### WORK TO DO
Copy every line of the data that contains the string "YEAR".

### ROWS
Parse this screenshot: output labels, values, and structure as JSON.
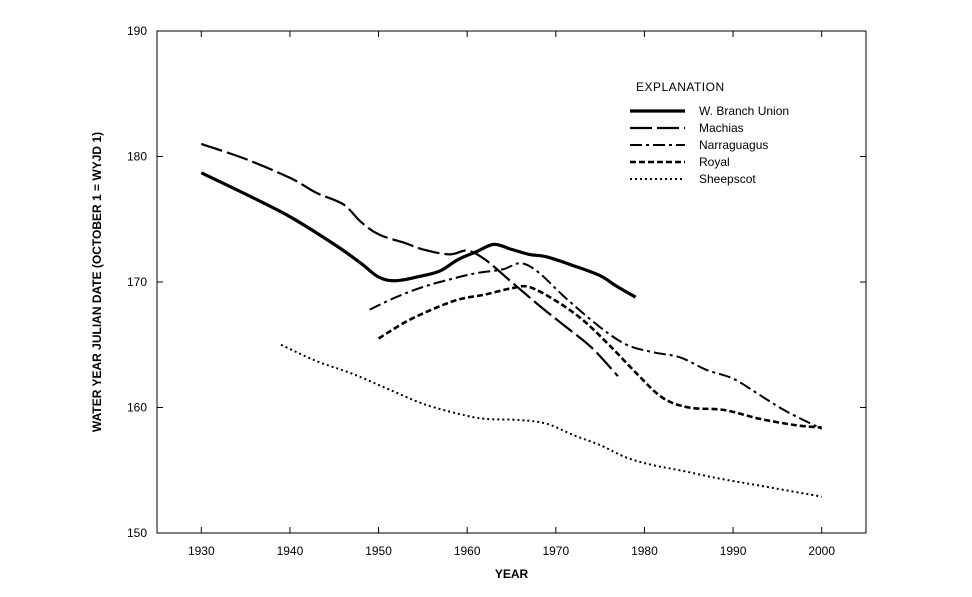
{
  "chart_data": {
    "type": "line",
    "title": "",
    "xlabel": "YEAR",
    "ylabel": "WATER YEAR JULIAN DATE (OCTOBER 1 = WYJD 1)",
    "xlim": [
      1925,
      2005
    ],
    "ylim": [
      150,
      190
    ],
    "xticks": [
      1930,
      1940,
      1950,
      1960,
      1970,
      1980,
      1990,
      2000
    ],
    "yticks": [
      150,
      160,
      170,
      180,
      190
    ],
    "grid": false,
    "legend": {
      "title": "EXPLANATION",
      "position": "top-right"
    },
    "series": [
      {
        "name": "W. Branch Union",
        "style": "thick-solid",
        "points": [
          [
            1930,
            178.7
          ],
          [
            1935,
            177.0
          ],
          [
            1940,
            175.2
          ],
          [
            1945,
            173.0
          ],
          [
            1948,
            171.5
          ],
          [
            1950,
            170.4
          ],
          [
            1952,
            170.1
          ],
          [
            1955,
            170.5
          ],
          [
            1957,
            170.9
          ],
          [
            1959,
            171.8
          ],
          [
            1961,
            172.4
          ],
          [
            1963,
            173.0
          ],
          [
            1965,
            172.6
          ],
          [
            1967,
            172.2
          ],
          [
            1969,
            172.0
          ],
          [
            1972,
            171.3
          ],
          [
            1975,
            170.5
          ],
          [
            1977,
            169.6
          ],
          [
            1979,
            168.8
          ]
        ]
      },
      {
        "name": "Machias",
        "style": "long-dash",
        "points": [
          [
            1930,
            181.0
          ],
          [
            1935,
            179.8
          ],
          [
            1940,
            178.3
          ],
          [
            1943,
            177.1
          ],
          [
            1946,
            176.2
          ],
          [
            1948,
            174.8
          ],
          [
            1950,
            173.8
          ],
          [
            1953,
            173.1
          ],
          [
            1955,
            172.6
          ],
          [
            1958,
            172.2
          ],
          [
            1960,
            172.5
          ],
          [
            1962,
            171.8
          ],
          [
            1965,
            170.0
          ],
          [
            1968,
            168.2
          ],
          [
            1971,
            166.5
          ],
          [
            1974,
            164.8
          ],
          [
            1977,
            162.5
          ]
        ]
      },
      {
        "name": "Narraguagus",
        "style": "dash-dot",
        "points": [
          [
            1949,
            167.8
          ],
          [
            1952,
            168.8
          ],
          [
            1955,
            169.6
          ],
          [
            1958,
            170.2
          ],
          [
            1961,
            170.7
          ],
          [
            1964,
            171.0
          ],
          [
            1966,
            171.5
          ],
          [
            1968,
            170.8
          ],
          [
            1971,
            168.8
          ],
          [
            1975,
            166.4
          ],
          [
            1978,
            165.0
          ],
          [
            1981,
            164.4
          ],
          [
            1984,
            164.0
          ],
          [
            1987,
            163.0
          ],
          [
            1990,
            162.3
          ],
          [
            1993,
            161.0
          ],
          [
            1996,
            159.7
          ],
          [
            2000,
            158.3
          ]
        ]
      },
      {
        "name": "Royal",
        "style": "short-dash",
        "points": [
          [
            1950,
            165.5
          ],
          [
            1953,
            166.8
          ],
          [
            1956,
            167.8
          ],
          [
            1959,
            168.6
          ],
          [
            1962,
            169.0
          ],
          [
            1965,
            169.5
          ],
          [
            1967,
            169.6
          ],
          [
            1970,
            168.5
          ],
          [
            1973,
            167.0
          ],
          [
            1976,
            165.0
          ],
          [
            1979,
            162.8
          ],
          [
            1982,
            160.8
          ],
          [
            1985,
            160.0
          ],
          [
            1989,
            159.8
          ],
          [
            1993,
            159.1
          ],
          [
            1997,
            158.6
          ],
          [
            2000,
            158.4
          ]
        ]
      },
      {
        "name": "Sheepscot",
        "style": "dotted",
        "points": [
          [
            1939,
            165.0
          ],
          [
            1943,
            163.7
          ],
          [
            1947,
            162.7
          ],
          [
            1951,
            161.5
          ],
          [
            1955,
            160.3
          ],
          [
            1959,
            159.5
          ],
          [
            1962,
            159.1
          ],
          [
            1966,
            159.0
          ],
          [
            1969,
            158.7
          ],
          [
            1972,
            157.8
          ],
          [
            1975,
            157.0
          ],
          [
            1978,
            156.0
          ],
          [
            1981,
            155.4
          ],
          [
            1984,
            155.0
          ],
          [
            1988,
            154.4
          ],
          [
            1992,
            153.9
          ],
          [
            1996,
            153.4
          ],
          [
            2000,
            152.9
          ]
        ]
      }
    ]
  }
}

### RESPONSE BELOW
    "xlabel": "YEAR",
    "ylabel": "WATER YEAR JULIAN DATE (OCTOBER 1 = WYJD 1)",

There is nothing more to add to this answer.